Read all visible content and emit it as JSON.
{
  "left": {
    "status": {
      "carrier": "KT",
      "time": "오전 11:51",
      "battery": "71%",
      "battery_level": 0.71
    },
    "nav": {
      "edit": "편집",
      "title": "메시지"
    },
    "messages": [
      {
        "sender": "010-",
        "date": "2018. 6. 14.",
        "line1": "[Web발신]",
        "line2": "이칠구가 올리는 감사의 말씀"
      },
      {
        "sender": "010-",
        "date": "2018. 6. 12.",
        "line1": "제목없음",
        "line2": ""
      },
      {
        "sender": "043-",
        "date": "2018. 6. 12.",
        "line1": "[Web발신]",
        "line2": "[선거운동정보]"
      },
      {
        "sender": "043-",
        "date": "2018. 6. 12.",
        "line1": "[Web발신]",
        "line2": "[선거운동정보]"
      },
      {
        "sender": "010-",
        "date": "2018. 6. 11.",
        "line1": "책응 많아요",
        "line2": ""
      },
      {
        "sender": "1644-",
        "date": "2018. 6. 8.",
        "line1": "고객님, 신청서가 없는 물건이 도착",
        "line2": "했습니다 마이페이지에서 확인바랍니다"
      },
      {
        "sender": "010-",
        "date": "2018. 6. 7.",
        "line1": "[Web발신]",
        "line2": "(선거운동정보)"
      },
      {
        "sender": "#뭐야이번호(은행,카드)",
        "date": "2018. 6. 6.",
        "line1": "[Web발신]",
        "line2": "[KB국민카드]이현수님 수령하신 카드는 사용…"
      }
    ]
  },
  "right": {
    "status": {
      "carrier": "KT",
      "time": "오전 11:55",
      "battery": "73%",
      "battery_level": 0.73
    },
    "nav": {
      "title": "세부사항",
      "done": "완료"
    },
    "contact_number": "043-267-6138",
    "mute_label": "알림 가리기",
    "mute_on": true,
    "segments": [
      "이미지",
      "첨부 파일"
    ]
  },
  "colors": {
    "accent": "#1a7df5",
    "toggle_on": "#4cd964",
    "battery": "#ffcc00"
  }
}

Task brief
Go through the material above line by line and copy it exactly.

Complete response
Read all visible content and emit it as JSON.
{
  "left": {
    "status": {
      "carrier": "KT",
      "time": "오전 11:51",
      "battery": "71%",
      "battery_level": 0.71
    },
    "nav": {
      "edit": "편집",
      "title": "메시지"
    },
    "messages": [
      {
        "sender": "010-",
        "date": "2018. 6. 14.",
        "line1": "[Web발신]",
        "line2": "이칠구가 올리는 감사의 말씀"
      },
      {
        "sender": "010-",
        "date": "2018. 6. 12.",
        "line1": "제목없음",
        "line2": ""
      },
      {
        "sender": "043-",
        "date": "2018. 6. 12.",
        "line1": "[Web발신]",
        "line2": "[선거운동정보]"
      },
      {
        "sender": "043-",
        "date": "2018. 6. 12.",
        "line1": "[Web발신]",
        "line2": "[선거운동정보]"
      },
      {
        "sender": "010-",
        "date": "2018. 6. 11.",
        "line1": "책응 많아요",
        "line2": ""
      },
      {
        "sender": "1644-",
        "date": "2018. 6. 8.",
        "line1": "고객님, 신청서가 없는 물건이 도착",
        "line2": "했습니다 마이페이지에서 확인바랍니다"
      },
      {
        "sender": "010-",
        "date": "2018. 6. 7.",
        "line1": "[Web발신]",
        "line2": "(선거운동정보)"
      },
      {
        "sender": "#뭐야이번호(은행,카드)",
        "date": "2018. 6. 6.",
        "line1": "[Web발신]",
        "line2": "[KB국민카드]이현수님 수령하신 카드는 사용…"
      }
    ]
  },
  "right": {
    "status": {
      "carrier": "KT",
      "time": "오전 11:55",
      "battery": "73%",
      "battery_level": 0.73
    },
    "nav": {
      "title": "세부사항",
      "done": "완료"
    },
    "contact_number": "043-267-6138",
    "mute_label": "알림 가리기",
    "mute_on": true,
    "segments": [
      "이미지",
      "첨부 파일"
    ]
  },
  "colors": {
    "accent": "#1a7df5",
    "toggle_on": "#4cd964",
    "battery": "#ffcc00"
  }
}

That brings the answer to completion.